**Instruction**
Output all lines exactly, with nothing added or dropped.
- - - -
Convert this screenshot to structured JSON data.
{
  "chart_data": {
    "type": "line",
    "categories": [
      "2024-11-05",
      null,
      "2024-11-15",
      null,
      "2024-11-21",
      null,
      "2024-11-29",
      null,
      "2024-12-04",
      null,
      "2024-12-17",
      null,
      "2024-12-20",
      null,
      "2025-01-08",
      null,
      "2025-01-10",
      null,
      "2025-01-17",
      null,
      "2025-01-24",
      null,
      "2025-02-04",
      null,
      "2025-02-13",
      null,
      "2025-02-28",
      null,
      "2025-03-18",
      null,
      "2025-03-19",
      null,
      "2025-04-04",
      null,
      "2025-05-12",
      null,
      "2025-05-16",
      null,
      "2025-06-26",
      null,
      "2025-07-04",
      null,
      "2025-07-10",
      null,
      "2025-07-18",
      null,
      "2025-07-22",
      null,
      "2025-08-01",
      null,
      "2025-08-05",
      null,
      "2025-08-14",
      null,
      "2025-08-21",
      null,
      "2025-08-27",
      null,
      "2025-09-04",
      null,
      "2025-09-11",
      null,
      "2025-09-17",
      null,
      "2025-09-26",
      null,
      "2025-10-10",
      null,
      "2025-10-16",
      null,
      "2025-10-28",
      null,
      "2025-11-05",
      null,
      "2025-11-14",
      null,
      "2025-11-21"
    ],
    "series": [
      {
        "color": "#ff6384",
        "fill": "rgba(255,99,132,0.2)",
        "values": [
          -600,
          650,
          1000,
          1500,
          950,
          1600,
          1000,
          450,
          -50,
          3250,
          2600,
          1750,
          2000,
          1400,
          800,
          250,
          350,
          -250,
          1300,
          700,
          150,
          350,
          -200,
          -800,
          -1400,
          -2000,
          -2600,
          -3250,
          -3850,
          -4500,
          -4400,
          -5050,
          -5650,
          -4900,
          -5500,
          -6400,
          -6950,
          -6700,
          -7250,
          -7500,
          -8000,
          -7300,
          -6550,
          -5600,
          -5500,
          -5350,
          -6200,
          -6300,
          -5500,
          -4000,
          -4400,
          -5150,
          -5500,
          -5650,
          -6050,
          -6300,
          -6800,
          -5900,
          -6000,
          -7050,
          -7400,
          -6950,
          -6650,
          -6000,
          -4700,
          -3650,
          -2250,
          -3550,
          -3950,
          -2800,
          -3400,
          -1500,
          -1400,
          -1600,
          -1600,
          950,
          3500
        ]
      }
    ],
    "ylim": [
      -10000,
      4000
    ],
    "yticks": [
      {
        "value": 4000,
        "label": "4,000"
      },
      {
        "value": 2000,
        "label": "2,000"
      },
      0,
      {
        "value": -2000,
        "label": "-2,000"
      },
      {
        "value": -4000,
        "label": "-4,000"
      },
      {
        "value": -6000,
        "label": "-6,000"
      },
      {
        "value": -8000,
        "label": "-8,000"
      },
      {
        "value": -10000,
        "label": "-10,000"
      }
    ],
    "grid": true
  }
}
- - - -
**Response to this exercise**
Convert this screenshot to structured JSON data.
{
  "chart_data": {
    "type": "line",
    "categories": [
      "2024-11-05",
      null,
      "2024-11-15",
      null,
      "2024-11-21",
      null,
      "2024-11-29",
      null,
      "2024-12-04",
      null,
      "2024-12-17",
      null,
      "2024-12-20",
      null,
      "2025-01-08",
      null,
      "2025-01-10",
      null,
      "2025-01-17",
      null,
      "2025-01-24",
      null,
      "2025-02-04",
      null,
      "2025-02-13",
      null,
      "2025-02-28",
      null,
      "2025-03-18",
      null,
      "2025-03-19",
      null,
      "2025-04-04",
      null,
      "2025-05-12",
      null,
      "2025-05-16",
      null,
      "2025-06-26",
      null,
      "2025-07-04",
      null,
      "2025-07-10",
      null,
      "2025-07-18",
      null,
      "2025-07-22",
      null,
      "2025-08-01",
      null,
      "2025-08-05",
      null,
      "2025-08-14",
      null,
      "2025-08-21",
      null,
      "2025-08-27",
      null,
      "2025-09-04",
      null,
      "2025-09-11",
      null,
      "2025-09-17",
      null,
      "2025-09-26",
      null,
      "2025-10-10",
      null,
      "2025-10-16",
      null,
      "2025-10-28",
      null,
      "2025-11-05",
      null,
      "2025-11-14",
      null,
      "2025-11-21"
    ],
    "series": [
      {
        "color": "#ff6384",
        "fill": "rgba(255,99,132,0.2)",
        "values": [
          -600,
          650,
          1000,
          1500,
          950,
          1600,
          1000,
          450,
          -50,
          3250,
          2600,
          1750,
          2000,
          1400,
          800,
          250,
          350,
          -250,
          1300,
          700,
          150,
          350,
          -200,
          -800,
          -1400,
          -2000,
          -2600,
          -3250,
          -3850,
          -4500,
          -4400,
          -5050,
          -5650,
          -4900,
          -5500,
          -6400,
          -6950,
          -6700,
          -7250,
          -7500,
          -8000,
          -7300,
          -6550,
          -5600,
          -5500,
          -5350,
          -6200,
          -6300,
          -5500,
          -4000,
          -4400,
          -5150,
          -5500,
          -5650,
          -6050,
          -6300,
          -6800,
          -5900,
          -6000,
          -7050,
          -7400,
          -6950,
          -6650,
          -6000,
          -4700,
          -3650,
          -2250,
          -3550,
          -3950,
          -2800,
          -3400,
          -1500,
          -1400,
          -1600,
          -1600,
          950,
          3500
        ]
      }
    ],
    "ylim": [
      -10000,
      4000
    ],
    "yticks": [
      {
        "value": 4000,
        "label": "4,000"
      },
      {
        "value": 2000,
        "label": "2,000"
      },
      0,
      {
        "value": -2000,
        "label": "-2,000"
      },
      {
        "value": -4000,
        "label": "-4,000"
      },
      {
        "value": -6000,
        "label": "-6,000"
      },
      {
        "value": -8000,
        "label": "-8,000"
      },
      {
        "value": -10000,
        "label": "-10,000"
      }
    ],
    "grid": true
  }
}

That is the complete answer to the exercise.